# Start of Recorded information
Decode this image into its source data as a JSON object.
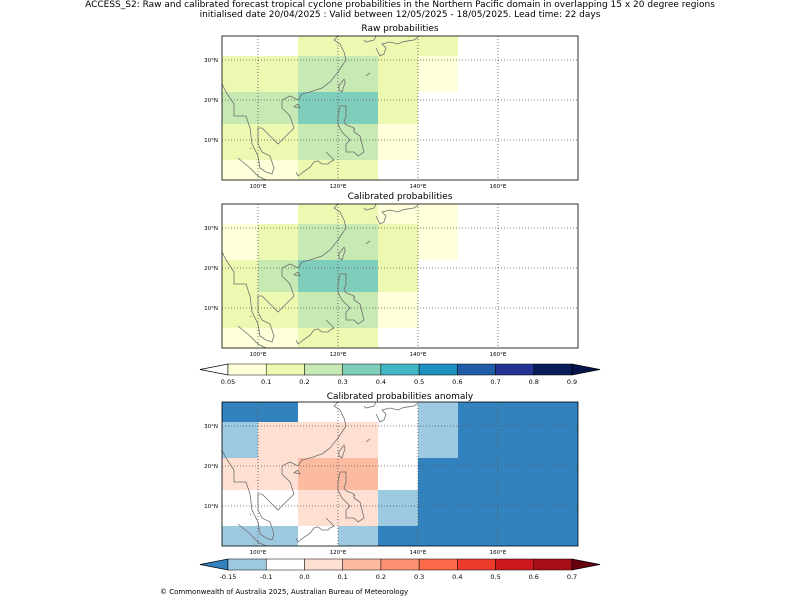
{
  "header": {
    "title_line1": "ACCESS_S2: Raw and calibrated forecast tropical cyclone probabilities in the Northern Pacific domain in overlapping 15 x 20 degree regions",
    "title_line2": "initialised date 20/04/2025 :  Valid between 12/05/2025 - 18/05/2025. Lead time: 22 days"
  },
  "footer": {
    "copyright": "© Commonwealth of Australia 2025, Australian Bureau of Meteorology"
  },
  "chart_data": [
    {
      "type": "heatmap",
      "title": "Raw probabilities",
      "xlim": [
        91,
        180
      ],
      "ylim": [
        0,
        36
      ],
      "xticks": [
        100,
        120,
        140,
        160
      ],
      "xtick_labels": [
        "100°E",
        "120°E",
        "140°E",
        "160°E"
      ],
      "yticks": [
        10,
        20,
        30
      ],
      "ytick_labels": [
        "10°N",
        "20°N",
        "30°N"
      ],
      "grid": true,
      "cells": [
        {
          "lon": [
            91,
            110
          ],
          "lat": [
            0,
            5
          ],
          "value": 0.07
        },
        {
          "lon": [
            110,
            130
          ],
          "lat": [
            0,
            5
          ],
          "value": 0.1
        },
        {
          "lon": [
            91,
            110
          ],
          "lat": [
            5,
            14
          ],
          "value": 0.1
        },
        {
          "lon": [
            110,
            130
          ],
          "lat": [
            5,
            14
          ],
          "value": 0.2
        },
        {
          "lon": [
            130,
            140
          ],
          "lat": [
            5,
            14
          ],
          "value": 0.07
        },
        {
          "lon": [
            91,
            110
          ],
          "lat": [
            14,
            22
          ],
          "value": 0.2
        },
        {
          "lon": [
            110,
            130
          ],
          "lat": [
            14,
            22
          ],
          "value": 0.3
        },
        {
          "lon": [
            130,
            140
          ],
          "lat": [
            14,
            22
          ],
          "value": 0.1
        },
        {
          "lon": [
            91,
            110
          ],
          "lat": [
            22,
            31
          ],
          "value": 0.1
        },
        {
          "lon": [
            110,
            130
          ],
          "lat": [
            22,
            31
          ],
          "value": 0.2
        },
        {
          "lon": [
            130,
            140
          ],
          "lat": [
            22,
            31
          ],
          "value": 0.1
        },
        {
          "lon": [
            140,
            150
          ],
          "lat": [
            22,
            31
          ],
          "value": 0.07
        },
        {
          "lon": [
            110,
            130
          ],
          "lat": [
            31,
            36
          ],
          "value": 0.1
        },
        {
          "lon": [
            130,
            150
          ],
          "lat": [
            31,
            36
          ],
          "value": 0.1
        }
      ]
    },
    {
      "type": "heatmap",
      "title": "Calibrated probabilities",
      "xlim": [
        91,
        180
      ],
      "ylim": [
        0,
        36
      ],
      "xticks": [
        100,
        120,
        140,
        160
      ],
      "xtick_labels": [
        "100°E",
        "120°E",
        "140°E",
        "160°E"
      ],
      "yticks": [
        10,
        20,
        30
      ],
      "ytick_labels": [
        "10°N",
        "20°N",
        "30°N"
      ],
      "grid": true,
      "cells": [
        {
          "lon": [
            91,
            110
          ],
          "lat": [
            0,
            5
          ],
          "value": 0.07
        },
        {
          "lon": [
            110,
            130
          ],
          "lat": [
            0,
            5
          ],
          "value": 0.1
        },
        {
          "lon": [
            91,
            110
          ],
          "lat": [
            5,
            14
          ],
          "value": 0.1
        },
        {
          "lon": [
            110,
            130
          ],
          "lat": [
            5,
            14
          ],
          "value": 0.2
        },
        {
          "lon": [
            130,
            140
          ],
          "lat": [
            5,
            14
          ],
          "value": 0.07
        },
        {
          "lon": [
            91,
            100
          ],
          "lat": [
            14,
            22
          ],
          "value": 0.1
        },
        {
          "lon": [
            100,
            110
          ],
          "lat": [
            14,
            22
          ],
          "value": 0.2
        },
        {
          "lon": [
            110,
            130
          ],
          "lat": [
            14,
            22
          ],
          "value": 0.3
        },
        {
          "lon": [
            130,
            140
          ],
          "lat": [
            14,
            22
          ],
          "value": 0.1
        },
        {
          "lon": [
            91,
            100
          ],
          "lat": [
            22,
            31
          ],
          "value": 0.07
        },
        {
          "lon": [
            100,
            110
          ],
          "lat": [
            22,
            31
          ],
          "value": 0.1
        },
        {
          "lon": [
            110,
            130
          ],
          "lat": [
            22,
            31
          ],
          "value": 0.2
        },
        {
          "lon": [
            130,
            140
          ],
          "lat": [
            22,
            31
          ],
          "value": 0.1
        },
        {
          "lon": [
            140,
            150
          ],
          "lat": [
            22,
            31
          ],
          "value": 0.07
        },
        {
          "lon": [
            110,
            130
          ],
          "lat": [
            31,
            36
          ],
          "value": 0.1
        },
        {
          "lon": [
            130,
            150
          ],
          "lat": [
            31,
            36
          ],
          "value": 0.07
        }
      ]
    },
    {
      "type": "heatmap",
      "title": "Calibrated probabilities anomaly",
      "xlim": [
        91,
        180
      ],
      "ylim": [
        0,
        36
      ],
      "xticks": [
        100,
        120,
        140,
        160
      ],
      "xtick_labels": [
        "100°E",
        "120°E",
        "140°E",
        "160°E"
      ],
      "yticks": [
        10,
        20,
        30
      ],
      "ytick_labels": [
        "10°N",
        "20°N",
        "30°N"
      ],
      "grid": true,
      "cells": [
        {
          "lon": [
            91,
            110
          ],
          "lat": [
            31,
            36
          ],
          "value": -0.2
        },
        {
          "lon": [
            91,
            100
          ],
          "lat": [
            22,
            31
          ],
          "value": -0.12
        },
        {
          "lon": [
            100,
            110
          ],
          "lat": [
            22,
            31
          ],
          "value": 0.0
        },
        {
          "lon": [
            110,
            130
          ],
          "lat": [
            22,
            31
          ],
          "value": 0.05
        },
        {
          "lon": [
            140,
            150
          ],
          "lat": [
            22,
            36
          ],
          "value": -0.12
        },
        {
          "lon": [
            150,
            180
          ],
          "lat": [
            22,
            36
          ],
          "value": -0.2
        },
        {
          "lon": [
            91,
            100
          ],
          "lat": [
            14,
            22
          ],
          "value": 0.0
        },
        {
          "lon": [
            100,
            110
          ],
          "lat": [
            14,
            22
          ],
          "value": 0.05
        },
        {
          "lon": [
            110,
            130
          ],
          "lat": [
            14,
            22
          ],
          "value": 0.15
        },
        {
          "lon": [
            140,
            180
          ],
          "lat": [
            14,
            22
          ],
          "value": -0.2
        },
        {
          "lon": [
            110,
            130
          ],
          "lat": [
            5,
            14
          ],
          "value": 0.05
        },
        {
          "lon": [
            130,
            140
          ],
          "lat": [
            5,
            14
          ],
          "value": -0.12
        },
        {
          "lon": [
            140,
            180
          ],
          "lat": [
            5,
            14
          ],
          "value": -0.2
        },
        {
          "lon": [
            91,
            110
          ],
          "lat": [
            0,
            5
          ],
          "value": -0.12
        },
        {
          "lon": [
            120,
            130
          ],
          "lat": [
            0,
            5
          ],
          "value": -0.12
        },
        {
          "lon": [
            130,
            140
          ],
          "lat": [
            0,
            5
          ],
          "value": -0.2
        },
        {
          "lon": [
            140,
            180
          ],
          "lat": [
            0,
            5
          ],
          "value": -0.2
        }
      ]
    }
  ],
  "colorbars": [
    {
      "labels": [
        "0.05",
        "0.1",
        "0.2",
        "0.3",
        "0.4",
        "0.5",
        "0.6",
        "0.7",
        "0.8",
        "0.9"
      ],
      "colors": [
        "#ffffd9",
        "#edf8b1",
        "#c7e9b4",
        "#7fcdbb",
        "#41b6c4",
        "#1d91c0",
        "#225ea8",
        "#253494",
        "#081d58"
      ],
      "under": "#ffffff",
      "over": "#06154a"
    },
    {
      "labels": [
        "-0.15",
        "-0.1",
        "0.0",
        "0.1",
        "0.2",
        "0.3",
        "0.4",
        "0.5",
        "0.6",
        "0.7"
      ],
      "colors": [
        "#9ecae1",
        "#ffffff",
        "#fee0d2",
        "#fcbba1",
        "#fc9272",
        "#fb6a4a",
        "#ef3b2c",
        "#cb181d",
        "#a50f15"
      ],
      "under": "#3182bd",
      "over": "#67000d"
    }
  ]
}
# End of Recorded information
# Start of Recorded information
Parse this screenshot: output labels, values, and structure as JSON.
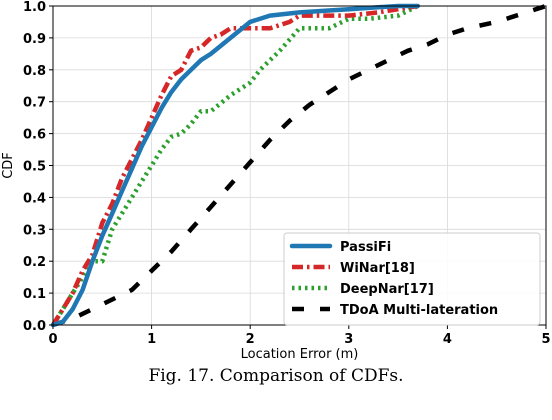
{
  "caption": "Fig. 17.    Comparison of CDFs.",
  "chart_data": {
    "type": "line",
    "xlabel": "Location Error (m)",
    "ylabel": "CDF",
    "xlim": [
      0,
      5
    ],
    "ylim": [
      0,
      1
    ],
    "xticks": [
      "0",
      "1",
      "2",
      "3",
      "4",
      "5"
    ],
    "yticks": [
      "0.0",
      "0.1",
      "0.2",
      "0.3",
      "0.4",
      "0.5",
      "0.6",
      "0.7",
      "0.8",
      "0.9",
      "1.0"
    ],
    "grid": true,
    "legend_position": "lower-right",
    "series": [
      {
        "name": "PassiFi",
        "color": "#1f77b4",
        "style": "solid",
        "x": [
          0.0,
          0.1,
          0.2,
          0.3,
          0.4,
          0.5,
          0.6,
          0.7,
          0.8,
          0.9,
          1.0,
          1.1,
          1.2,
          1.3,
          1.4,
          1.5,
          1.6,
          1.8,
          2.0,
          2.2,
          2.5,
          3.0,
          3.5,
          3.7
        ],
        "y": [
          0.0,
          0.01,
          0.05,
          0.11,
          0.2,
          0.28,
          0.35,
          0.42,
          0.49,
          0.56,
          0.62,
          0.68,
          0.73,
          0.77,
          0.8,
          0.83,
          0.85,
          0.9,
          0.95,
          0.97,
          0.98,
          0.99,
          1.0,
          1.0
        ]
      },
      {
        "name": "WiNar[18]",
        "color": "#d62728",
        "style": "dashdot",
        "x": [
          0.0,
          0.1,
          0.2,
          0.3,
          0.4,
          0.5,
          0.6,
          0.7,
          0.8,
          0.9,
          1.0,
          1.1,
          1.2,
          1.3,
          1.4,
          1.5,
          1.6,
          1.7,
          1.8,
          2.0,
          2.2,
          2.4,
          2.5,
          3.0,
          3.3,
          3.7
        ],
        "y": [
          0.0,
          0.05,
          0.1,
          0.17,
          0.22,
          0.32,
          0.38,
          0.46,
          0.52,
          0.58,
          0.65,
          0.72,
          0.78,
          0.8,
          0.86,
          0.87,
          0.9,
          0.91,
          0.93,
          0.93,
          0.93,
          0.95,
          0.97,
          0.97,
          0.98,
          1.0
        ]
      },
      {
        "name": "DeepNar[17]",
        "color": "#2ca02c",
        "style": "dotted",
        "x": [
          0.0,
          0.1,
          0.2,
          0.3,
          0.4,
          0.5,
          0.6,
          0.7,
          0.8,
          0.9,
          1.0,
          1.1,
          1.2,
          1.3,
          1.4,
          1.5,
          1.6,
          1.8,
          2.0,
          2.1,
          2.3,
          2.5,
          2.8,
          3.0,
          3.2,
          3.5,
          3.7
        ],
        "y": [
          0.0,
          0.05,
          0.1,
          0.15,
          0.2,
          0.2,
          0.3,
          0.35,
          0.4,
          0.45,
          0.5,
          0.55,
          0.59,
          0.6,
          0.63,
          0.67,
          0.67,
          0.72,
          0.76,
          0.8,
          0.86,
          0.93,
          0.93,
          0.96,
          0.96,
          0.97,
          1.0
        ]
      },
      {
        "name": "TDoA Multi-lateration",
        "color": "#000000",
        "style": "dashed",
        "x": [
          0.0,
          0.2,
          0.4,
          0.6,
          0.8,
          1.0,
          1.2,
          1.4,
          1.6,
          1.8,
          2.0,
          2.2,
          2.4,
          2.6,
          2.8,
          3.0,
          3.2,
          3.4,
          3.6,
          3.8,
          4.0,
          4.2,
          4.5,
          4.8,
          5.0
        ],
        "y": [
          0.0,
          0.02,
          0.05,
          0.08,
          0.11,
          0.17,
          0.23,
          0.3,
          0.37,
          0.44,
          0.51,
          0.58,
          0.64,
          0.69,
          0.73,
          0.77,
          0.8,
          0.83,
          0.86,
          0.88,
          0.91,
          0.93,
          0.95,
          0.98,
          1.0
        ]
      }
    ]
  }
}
# End of Recorded information
# Start of Recorded information
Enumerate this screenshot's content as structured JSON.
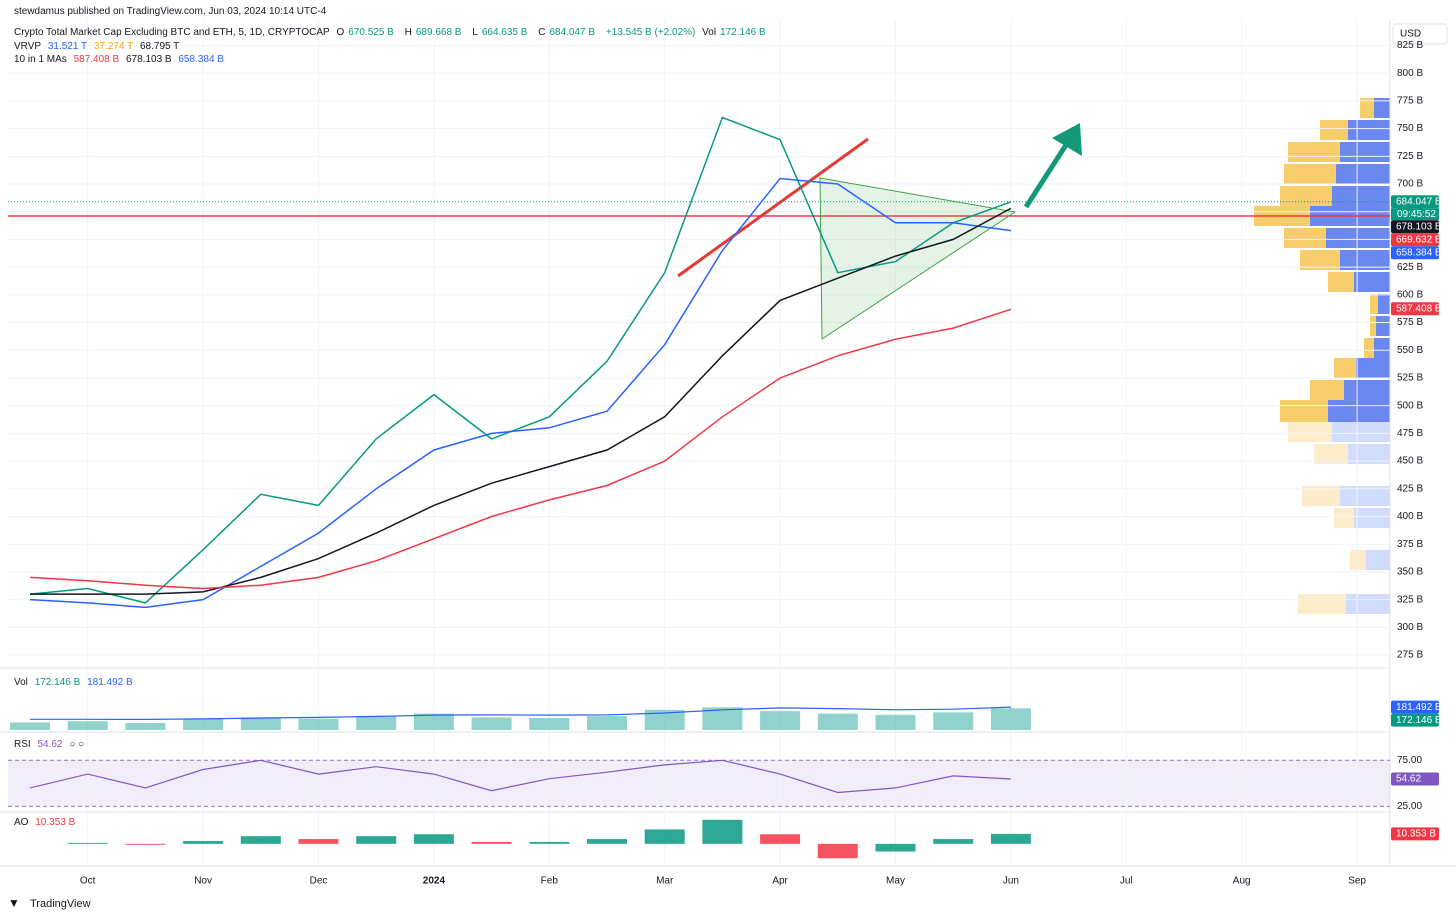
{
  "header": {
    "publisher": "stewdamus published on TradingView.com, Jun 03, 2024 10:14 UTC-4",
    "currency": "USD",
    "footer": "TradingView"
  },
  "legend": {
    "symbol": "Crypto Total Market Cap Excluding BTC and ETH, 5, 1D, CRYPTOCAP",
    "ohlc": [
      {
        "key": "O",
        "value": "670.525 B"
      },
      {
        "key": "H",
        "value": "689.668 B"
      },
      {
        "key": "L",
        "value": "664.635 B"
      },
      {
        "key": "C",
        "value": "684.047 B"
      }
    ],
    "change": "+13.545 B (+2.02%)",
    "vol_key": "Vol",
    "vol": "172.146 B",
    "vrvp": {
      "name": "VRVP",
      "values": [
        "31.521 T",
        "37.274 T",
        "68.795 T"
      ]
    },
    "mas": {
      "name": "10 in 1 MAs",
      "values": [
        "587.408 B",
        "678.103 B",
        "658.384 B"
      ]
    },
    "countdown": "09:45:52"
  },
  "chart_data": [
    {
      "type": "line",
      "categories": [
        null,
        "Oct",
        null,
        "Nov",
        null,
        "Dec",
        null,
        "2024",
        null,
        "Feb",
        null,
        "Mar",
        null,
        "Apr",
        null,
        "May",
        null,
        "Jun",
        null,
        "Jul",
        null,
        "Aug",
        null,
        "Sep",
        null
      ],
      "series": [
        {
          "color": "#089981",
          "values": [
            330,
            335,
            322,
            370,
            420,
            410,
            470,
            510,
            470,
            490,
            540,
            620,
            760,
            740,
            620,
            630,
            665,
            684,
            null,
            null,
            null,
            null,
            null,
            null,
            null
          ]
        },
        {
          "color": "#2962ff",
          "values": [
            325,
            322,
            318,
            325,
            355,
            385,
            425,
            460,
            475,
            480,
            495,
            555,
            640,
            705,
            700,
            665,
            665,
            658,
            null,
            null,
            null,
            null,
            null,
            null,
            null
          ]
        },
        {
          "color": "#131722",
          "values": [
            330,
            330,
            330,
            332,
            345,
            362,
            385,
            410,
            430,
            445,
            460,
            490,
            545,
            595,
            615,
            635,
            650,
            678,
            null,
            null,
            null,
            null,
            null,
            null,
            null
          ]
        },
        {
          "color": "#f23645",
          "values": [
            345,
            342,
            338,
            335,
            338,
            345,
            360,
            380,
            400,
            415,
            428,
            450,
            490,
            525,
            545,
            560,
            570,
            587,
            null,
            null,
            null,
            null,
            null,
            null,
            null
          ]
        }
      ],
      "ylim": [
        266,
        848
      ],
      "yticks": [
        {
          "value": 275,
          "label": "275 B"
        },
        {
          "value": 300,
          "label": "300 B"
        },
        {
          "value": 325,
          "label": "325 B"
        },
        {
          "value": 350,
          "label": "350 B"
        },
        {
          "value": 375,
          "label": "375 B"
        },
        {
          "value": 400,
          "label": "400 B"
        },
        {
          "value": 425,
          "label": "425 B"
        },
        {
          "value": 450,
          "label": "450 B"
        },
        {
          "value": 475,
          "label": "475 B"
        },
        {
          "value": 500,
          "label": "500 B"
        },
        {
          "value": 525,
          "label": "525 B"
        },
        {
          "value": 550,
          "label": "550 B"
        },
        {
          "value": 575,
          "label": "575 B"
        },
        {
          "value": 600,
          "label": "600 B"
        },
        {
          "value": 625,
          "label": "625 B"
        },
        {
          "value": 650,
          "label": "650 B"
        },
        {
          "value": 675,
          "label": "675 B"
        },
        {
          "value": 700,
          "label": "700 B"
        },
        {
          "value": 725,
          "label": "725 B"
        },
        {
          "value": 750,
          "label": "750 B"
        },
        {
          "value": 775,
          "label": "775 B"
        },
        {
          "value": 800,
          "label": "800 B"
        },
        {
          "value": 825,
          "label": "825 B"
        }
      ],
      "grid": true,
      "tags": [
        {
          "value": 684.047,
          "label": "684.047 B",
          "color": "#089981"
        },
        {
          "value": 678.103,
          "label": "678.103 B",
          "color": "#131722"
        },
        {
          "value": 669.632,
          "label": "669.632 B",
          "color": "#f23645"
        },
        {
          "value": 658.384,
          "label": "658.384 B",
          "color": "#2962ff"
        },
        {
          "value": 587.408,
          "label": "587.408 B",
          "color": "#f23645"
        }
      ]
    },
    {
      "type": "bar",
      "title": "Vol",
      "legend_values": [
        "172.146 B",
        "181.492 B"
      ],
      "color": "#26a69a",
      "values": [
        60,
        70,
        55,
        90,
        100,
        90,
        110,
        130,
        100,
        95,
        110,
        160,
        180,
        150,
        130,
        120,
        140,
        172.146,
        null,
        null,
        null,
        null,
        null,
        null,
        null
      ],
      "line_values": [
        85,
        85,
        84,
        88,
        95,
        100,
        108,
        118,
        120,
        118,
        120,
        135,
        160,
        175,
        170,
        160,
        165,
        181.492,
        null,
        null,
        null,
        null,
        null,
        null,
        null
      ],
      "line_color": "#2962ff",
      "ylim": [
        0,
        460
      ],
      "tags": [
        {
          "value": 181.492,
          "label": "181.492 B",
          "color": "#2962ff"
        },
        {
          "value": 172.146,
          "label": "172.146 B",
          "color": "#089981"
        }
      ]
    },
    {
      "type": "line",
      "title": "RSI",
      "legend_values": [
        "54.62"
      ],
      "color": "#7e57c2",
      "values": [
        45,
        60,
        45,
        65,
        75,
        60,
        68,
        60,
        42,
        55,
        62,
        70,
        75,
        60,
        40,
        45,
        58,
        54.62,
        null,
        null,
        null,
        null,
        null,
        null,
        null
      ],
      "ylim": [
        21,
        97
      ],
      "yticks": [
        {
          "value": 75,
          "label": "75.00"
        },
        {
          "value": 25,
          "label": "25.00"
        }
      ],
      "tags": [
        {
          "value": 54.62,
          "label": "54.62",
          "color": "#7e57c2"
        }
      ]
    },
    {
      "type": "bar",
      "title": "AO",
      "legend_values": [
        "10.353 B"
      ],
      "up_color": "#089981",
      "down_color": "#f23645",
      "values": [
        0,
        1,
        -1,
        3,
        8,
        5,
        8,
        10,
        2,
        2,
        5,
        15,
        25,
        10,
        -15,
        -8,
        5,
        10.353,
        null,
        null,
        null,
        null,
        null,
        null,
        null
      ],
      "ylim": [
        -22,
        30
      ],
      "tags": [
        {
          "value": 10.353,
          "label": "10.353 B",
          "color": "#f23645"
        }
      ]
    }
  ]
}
# End of Recorded information
Copy out each line of the records that holds the string "this".

Decode this image into its source data as a JSON object.
Parse this screenshot: output labels, values, and structure as JSON.
Enumerate this screenshot's content as structured JSON.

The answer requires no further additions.